BEGIN Exercise input
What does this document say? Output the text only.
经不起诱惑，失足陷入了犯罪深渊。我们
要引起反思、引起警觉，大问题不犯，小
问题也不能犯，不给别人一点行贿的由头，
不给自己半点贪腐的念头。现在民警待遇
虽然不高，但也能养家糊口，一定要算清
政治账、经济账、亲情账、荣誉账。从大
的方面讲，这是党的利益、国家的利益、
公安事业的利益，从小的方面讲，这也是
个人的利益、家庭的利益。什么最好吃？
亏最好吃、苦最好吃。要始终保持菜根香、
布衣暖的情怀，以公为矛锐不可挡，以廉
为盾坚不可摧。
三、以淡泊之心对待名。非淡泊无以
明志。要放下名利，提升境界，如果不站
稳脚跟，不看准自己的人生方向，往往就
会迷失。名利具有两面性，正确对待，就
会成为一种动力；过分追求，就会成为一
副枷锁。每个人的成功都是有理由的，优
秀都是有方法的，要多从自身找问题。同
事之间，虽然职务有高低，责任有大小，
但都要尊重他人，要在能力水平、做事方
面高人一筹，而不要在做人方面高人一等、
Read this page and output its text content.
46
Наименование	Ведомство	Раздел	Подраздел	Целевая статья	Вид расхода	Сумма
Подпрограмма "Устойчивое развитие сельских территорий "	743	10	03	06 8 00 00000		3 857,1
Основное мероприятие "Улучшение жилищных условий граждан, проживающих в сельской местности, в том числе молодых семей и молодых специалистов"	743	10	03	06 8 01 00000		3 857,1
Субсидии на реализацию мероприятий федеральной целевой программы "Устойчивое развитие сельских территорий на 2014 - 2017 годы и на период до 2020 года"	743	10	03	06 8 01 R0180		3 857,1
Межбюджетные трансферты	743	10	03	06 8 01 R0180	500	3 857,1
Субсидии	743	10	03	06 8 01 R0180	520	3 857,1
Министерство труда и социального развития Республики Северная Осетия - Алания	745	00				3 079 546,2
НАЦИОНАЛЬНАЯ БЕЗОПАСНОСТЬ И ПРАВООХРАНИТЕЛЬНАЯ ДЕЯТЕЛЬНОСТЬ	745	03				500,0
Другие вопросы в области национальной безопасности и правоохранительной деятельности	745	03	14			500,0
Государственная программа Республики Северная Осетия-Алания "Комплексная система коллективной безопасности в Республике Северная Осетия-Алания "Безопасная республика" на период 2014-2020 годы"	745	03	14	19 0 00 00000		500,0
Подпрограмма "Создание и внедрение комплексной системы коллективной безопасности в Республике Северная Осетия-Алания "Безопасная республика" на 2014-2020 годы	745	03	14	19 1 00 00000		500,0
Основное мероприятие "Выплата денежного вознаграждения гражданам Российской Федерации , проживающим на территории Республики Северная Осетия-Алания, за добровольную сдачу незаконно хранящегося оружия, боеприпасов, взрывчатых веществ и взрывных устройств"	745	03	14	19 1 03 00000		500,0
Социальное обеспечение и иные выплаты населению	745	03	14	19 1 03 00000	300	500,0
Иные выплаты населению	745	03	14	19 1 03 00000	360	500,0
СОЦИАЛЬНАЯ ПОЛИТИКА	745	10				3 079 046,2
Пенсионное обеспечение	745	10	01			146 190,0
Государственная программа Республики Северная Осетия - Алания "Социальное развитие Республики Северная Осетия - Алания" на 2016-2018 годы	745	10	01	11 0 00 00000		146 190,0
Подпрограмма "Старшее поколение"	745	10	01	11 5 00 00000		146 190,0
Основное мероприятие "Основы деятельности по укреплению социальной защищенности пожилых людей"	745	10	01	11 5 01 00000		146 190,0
END Exercise input
BEGIN Exercise input
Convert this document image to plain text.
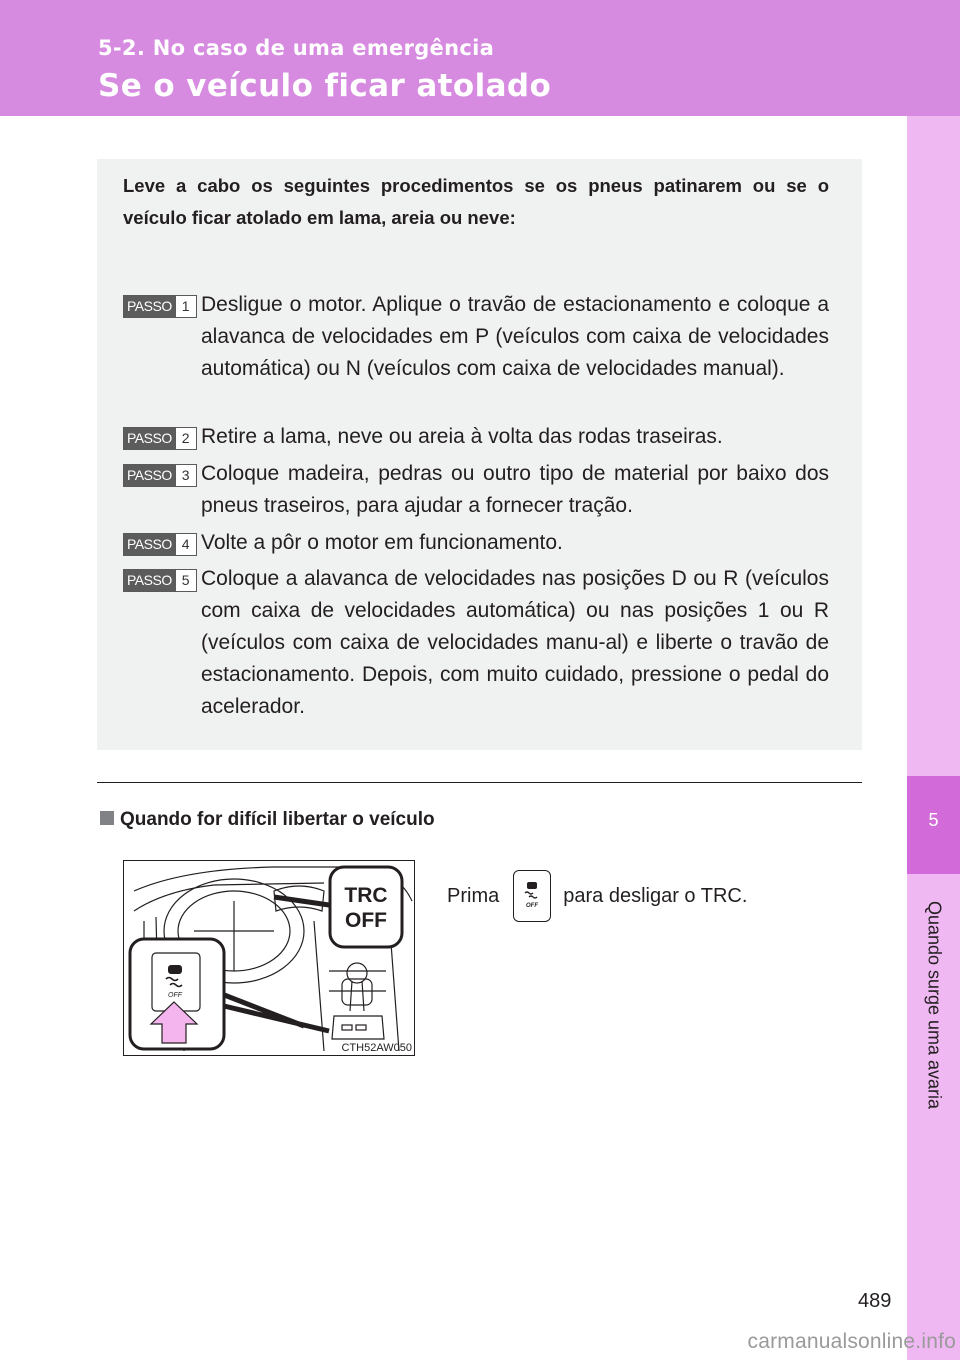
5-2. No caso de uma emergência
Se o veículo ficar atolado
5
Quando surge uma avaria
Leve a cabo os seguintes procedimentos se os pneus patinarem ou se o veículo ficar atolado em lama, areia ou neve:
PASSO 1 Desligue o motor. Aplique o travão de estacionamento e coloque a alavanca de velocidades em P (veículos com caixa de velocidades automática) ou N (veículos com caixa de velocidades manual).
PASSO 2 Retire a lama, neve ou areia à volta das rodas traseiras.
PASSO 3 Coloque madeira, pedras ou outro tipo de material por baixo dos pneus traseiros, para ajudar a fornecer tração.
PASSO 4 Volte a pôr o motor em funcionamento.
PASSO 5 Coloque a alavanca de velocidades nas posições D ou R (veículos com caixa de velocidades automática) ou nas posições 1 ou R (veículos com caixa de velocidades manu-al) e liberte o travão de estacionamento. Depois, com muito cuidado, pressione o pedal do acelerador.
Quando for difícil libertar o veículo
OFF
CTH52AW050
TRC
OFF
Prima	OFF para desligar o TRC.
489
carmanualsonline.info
END Exercise input
BEGIN Exercise input
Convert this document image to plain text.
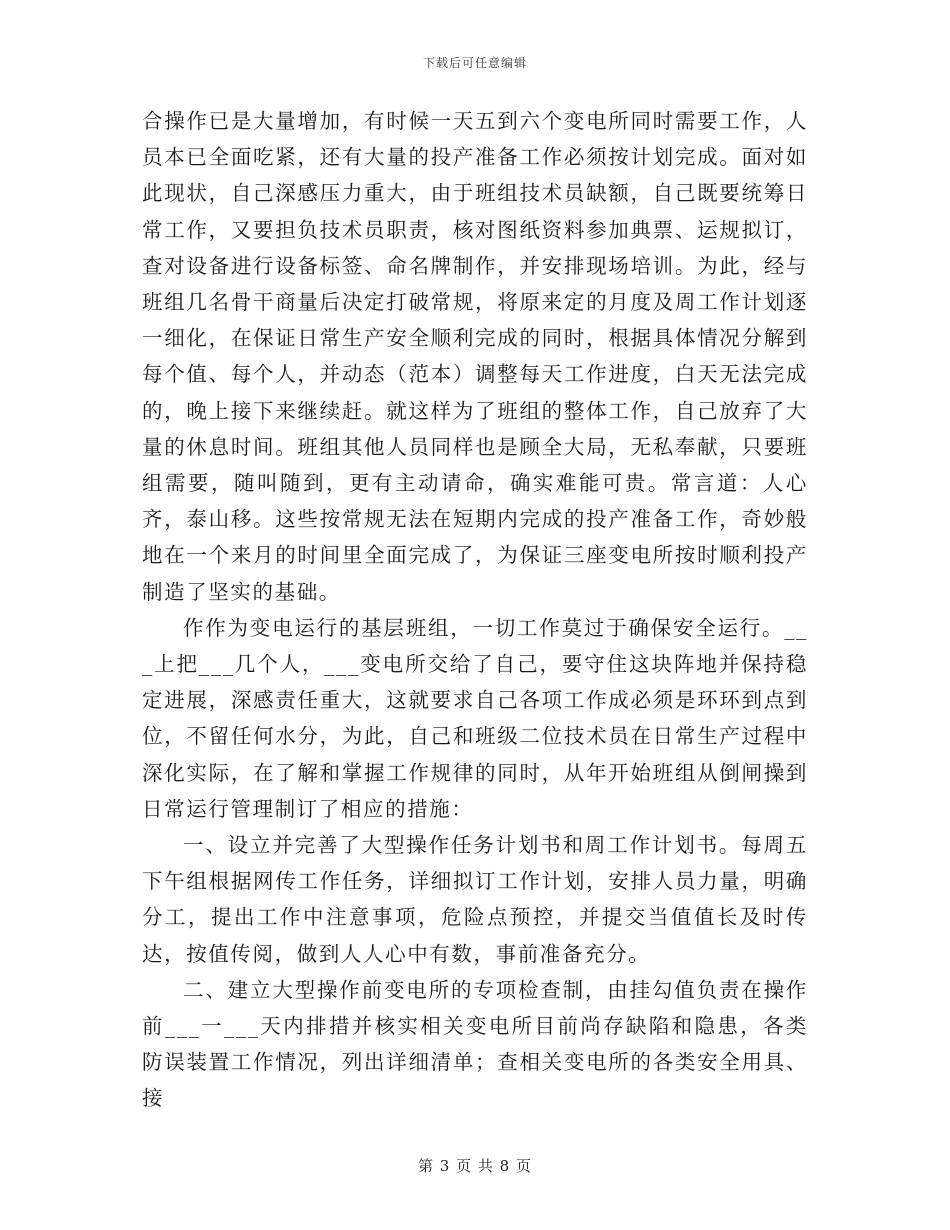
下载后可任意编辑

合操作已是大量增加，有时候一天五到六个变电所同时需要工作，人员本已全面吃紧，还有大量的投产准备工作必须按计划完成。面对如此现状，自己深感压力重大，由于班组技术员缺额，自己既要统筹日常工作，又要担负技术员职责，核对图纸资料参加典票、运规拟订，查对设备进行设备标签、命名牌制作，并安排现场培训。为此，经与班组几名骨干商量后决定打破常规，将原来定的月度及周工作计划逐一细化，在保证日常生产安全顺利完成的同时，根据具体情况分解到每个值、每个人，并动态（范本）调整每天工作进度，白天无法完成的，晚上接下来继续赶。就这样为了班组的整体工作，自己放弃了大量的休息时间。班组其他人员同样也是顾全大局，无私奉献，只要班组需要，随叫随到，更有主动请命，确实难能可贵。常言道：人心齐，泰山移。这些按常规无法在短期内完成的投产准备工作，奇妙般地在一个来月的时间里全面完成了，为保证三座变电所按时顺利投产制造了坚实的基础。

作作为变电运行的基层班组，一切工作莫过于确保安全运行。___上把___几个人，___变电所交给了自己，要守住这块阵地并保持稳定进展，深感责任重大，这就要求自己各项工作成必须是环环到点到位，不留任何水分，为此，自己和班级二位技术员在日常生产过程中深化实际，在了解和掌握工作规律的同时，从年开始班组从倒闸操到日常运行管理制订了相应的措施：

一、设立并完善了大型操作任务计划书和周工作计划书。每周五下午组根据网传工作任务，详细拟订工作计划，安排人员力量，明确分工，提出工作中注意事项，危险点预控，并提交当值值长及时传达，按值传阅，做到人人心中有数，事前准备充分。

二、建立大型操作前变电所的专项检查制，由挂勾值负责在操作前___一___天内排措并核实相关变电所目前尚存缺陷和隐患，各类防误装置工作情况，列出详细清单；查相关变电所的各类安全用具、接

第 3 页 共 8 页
END Exercise input
__Written exercise__.
Your answer should be a single number: the count of lines in the material above that contain "Социальное".

__Exercise response__.
2